== REQUEST ==
Copy out all of the material, matching it word for word.
--
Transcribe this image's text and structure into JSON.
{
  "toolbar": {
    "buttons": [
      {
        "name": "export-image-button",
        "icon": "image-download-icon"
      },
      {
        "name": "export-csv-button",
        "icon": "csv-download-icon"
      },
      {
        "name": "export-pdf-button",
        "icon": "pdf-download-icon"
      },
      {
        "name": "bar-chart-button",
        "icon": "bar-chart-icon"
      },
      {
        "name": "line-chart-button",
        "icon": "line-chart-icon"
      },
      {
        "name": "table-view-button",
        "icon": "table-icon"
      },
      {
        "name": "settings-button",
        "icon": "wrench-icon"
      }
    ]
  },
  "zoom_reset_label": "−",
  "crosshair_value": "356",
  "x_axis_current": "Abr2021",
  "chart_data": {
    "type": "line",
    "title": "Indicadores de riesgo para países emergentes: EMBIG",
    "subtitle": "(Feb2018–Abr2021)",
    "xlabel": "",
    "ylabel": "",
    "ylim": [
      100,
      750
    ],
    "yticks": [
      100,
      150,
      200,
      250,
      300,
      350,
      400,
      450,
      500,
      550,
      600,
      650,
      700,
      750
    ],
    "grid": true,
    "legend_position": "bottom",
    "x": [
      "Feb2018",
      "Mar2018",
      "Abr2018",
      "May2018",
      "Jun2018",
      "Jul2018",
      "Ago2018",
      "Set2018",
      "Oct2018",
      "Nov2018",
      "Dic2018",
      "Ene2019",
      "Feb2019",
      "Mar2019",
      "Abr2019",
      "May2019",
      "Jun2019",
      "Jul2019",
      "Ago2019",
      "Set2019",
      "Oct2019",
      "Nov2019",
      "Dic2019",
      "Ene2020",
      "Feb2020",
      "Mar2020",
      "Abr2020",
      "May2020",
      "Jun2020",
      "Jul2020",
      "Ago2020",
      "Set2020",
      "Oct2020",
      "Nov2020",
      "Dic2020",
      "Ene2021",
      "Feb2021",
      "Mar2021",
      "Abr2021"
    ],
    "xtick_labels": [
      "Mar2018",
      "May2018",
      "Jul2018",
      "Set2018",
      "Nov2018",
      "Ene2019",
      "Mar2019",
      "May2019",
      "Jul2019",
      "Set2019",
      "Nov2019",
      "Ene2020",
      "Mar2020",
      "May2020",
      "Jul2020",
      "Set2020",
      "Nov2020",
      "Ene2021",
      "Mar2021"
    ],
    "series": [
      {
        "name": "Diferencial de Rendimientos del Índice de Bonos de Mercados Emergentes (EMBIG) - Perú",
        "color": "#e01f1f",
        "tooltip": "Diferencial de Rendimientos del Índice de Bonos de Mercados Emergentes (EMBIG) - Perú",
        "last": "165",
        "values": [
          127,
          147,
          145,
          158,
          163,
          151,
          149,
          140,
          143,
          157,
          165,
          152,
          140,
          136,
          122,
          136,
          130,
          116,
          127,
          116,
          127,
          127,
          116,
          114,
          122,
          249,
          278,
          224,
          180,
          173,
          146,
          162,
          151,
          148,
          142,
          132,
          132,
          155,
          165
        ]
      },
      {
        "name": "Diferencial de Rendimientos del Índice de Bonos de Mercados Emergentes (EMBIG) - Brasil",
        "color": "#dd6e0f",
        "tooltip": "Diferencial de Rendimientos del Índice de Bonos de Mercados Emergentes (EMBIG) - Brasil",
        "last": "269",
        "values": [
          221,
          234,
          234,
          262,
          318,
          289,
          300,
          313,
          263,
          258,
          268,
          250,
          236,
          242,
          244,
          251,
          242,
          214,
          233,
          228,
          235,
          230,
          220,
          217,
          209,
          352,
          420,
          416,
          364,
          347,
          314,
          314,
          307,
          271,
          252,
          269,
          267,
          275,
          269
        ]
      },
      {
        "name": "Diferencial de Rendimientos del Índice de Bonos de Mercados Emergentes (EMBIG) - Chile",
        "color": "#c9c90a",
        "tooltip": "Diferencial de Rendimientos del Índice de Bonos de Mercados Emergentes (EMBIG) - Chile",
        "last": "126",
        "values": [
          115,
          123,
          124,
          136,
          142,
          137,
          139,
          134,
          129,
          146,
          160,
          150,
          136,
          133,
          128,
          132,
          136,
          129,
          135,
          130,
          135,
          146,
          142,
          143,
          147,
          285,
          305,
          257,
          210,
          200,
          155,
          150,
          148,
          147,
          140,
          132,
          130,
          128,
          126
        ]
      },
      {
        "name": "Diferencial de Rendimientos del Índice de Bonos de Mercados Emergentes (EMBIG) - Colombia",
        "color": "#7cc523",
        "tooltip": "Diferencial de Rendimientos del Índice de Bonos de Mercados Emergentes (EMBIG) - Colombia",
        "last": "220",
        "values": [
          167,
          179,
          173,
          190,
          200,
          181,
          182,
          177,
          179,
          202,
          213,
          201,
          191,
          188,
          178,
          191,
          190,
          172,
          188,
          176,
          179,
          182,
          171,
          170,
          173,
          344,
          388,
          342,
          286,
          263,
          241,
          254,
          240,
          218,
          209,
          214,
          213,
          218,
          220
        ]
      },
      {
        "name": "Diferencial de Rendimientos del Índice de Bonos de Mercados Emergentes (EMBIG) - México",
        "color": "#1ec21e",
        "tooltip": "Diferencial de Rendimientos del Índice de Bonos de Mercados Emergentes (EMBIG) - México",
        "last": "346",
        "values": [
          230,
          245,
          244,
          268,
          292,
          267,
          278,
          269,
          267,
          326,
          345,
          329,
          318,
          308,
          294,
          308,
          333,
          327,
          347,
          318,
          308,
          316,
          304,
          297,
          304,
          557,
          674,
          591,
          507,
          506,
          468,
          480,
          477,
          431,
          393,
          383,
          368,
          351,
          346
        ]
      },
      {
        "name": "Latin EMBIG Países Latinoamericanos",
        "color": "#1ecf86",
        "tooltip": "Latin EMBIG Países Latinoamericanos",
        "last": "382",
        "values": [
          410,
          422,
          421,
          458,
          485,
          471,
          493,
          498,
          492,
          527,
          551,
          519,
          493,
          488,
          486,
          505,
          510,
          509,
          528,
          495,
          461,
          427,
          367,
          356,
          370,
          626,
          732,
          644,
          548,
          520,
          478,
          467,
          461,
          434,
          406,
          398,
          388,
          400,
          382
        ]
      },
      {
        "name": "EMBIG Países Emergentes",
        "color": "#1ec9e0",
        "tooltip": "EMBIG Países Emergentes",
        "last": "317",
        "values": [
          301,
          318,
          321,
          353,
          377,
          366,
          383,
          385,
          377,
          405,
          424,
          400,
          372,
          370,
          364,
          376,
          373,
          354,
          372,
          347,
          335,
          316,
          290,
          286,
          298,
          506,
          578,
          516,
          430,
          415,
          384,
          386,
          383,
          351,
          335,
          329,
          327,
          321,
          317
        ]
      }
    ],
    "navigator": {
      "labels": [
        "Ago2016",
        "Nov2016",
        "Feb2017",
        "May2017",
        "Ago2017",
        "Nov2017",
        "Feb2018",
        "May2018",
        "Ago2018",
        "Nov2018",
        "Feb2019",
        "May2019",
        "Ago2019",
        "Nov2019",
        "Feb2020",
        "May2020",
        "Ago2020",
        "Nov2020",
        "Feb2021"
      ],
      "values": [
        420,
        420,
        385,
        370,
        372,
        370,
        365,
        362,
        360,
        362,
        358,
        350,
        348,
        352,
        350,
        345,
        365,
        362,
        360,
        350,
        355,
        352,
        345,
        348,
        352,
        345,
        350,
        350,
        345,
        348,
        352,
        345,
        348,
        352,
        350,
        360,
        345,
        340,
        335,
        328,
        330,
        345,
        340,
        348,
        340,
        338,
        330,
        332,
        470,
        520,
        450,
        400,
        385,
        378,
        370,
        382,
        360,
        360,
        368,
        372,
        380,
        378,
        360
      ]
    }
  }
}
--
== FULL SOLUTION ==
Transcribe this image's text and structure into JSON.
{
  "toolbar": {
    "buttons": [
      {
        "name": "export-image-button",
        "icon": "image-download-icon"
      },
      {
        "name": "export-csv-button",
        "icon": "csv-download-icon"
      },
      {
        "name": "export-pdf-button",
        "icon": "pdf-download-icon"
      },
      {
        "name": "bar-chart-button",
        "icon": "bar-chart-icon"
      },
      {
        "name": "line-chart-button",
        "icon": "line-chart-icon"
      },
      {
        "name": "table-view-button",
        "icon": "table-icon"
      },
      {
        "name": "settings-button",
        "icon": "wrench-icon"
      }
    ]
  },
  "zoom_reset_label": "−",
  "crosshair_value": "356",
  "x_axis_current": "Abr2021",
  "chart_data": {
    "type": "line",
    "title": "Indicadores de riesgo para países emergentes: EMBIG",
    "subtitle": "(Feb2018–Abr2021)",
    "xlabel": "",
    "ylabel": "",
    "ylim": [
      100,
      750
    ],
    "yticks": [
      100,
      150,
      200,
      250,
      300,
      350,
      400,
      450,
      500,
      550,
      600,
      650,
      700,
      750
    ],
    "grid": true,
    "legend_position": "bottom",
    "x": [
      "Feb2018",
      "Mar2018",
      "Abr2018",
      "May2018",
      "Jun2018",
      "Jul2018",
      "Ago2018",
      "Set2018",
      "Oct2018",
      "Nov2018",
      "Dic2018",
      "Ene2019",
      "Feb2019",
      "Mar2019",
      "Abr2019",
      "May2019",
      "Jun2019",
      "Jul2019",
      "Ago2019",
      "Set2019",
      "Oct2019",
      "Nov2019",
      "Dic2019",
      "Ene2020",
      "Feb2020",
      "Mar2020",
      "Abr2020",
      "May2020",
      "Jun2020",
      "Jul2020",
      "Ago2020",
      "Set2020",
      "Oct2020",
      "Nov2020",
      "Dic2020",
      "Ene2021",
      "Feb2021",
      "Mar2021",
      "Abr2021"
    ],
    "xtick_labels": [
      "Mar2018",
      "May2018",
      "Jul2018",
      "Set2018",
      "Nov2018",
      "Ene2019",
      "Mar2019",
      "May2019",
      "Jul2019",
      "Set2019",
      "Nov2019",
      "Ene2020",
      "Mar2020",
      "May2020",
      "Jul2020",
      "Set2020",
      "Nov2020",
      "Ene2021",
      "Mar2021"
    ],
    "series": [
      {
        "name": "Diferencial de Rendimientos del Índice de Bonos de Mercados Emergentes (EMBIG) - Perú",
        "color": "#e01f1f",
        "tooltip": "Diferencial de Rendimientos del Índice de Bonos de Mercados Emergentes (EMBIG) - Perú",
        "last": "165",
        "values": [
          127,
          147,
          145,
          158,
          163,
          151,
          149,
          140,
          143,
          157,
          165,
          152,
          140,
          136,
          122,
          136,
          130,
          116,
          127,
          116,
          127,
          127,
          116,
          114,
          122,
          249,
          278,
          224,
          180,
          173,
          146,
          162,
          151,
          148,
          142,
          132,
          132,
          155,
          165
        ]
      },
      {
        "name": "Diferencial de Rendimientos del Índice de Bonos de Mercados Emergentes (EMBIG) - Brasil",
        "color": "#dd6e0f",
        "tooltip": "Diferencial de Rendimientos del Índice de Bonos de Mercados Emergentes (EMBIG) - Brasil",
        "last": "269",
        "values": [
          221,
          234,
          234,
          262,
          318,
          289,
          300,
          313,
          263,
          258,
          268,
          250,
          236,
          242,
          244,
          251,
          242,
          214,
          233,
          228,
          235,
          230,
          220,
          217,
          209,
          352,
          420,
          416,
          364,
          347,
          314,
          314,
          307,
          271,
          252,
          269,
          267,
          275,
          269
        ]
      },
      {
        "name": "Diferencial de Rendimientos del Índice de Bonos de Mercados Emergentes (EMBIG) - Chile",
        "color": "#c9c90a",
        "tooltip": "Diferencial de Rendimientos del Índice de Bonos de Mercados Emergentes (EMBIG) - Chile",
        "last": "126",
        "values": [
          115,
          123,
          124,
          136,
          142,
          137,
          139,
          134,
          129,
          146,
          160,
          150,
          136,
          133,
          128,
          132,
          136,
          129,
          135,
          130,
          135,
          146,
          142,
          143,
          147,
          285,
          305,
          257,
          210,
          200,
          155,
          150,
          148,
          147,
          140,
          132,
          130,
          128,
          126
        ]
      },
      {
        "name": "Diferencial de Rendimientos del Índice de Bonos de Mercados Emergentes (EMBIG) - Colombia",
        "color": "#7cc523",
        "tooltip": "Diferencial de Rendimientos del Índice de Bonos de Mercados Emergentes (EMBIG) - Colombia",
        "last": "220",
        "values": [
          167,
          179,
          173,
          190,
          200,
          181,
          182,
          177,
          179,
          202,
          213,
          201,
          191,
          188,
          178,
          191,
          190,
          172,
          188,
          176,
          179,
          182,
          171,
          170,
          173,
          344,
          388,
          342,
          286,
          263,
          241,
          254,
          240,
          218,
          209,
          214,
          213,
          218,
          220
        ]
      },
      {
        "name": "Diferencial de Rendimientos del Índice de Bonos de Mercados Emergentes (EMBIG) - México",
        "color": "#1ec21e",
        "tooltip": "Diferencial de Rendimientos del Índice de Bonos de Mercados Emergentes (EMBIG) - México",
        "last": "346",
        "values": [
          230,
          245,
          244,
          268,
          292,
          267,
          278,
          269,
          267,
          326,
          345,
          329,
          318,
          308,
          294,
          308,
          333,
          327,
          347,
          318,
          308,
          316,
          304,
          297,
          304,
          557,
          674,
          591,
          507,
          506,
          468,
          480,
          477,
          431,
          393,
          383,
          368,
          351,
          346
        ]
      },
      {
        "name": "Latin EMBIG Países Latinoamericanos",
        "color": "#1ecf86",
        "tooltip": "Latin EMBIG Países Latinoamericanos",
        "last": "382",
        "values": [
          410,
          422,
          421,
          458,
          485,
          471,
          493,
          498,
          492,
          527,
          551,
          519,
          493,
          488,
          486,
          505,
          510,
          509,
          528,
          495,
          461,
          427,
          367,
          356,
          370,
          626,
          732,
          644,
          548,
          520,
          478,
          467,
          461,
          434,
          406,
          398,
          388,
          400,
          382
        ]
      },
      {
        "name": "EMBIG Países Emergentes",
        "color": "#1ec9e0",
        "tooltip": "EMBIG Países Emergentes",
        "last": "317",
        "values": [
          301,
          318,
          321,
          353,
          377,
          366,
          383,
          385,
          377,
          405,
          424,
          400,
          372,
          370,
          364,
          376,
          373,
          354,
          372,
          347,
          335,
          316,
          290,
          286,
          298,
          506,
          578,
          516,
          430,
          415,
          384,
          386,
          383,
          351,
          335,
          329,
          327,
          321,
          317
        ]
      }
    ],
    "navigator": {
      "labels": [
        "Ago2016",
        "Nov2016",
        "Feb2017",
        "May2017",
        "Ago2017",
        "Nov2017",
        "Feb2018",
        "May2018",
        "Ago2018",
        "Nov2018",
        "Feb2019",
        "May2019",
        "Ago2019",
        "Nov2019",
        "Feb2020",
        "May2020",
        "Ago2020",
        "Nov2020",
        "Feb2021"
      ],
      "values": [
        420,
        420,
        385,
        370,
        372,
        370,
        365,
        362,
        360,
        362,
        358,
        350,
        348,
        352,
        350,
        345,
        365,
        362,
        360,
        350,
        355,
        352,
        345,
        348,
        352,
        345,
        350,
        350,
        345,
        348,
        352,
        345,
        348,
        352,
        350,
        360,
        345,
        340,
        335,
        328,
        330,
        345,
        340,
        348,
        340,
        338,
        330,
        332,
        470,
        520,
        450,
        400,
        385,
        378,
        370,
        382,
        360,
        360,
        368,
        372,
        380,
        378,
        360
      ]
    }
  }
}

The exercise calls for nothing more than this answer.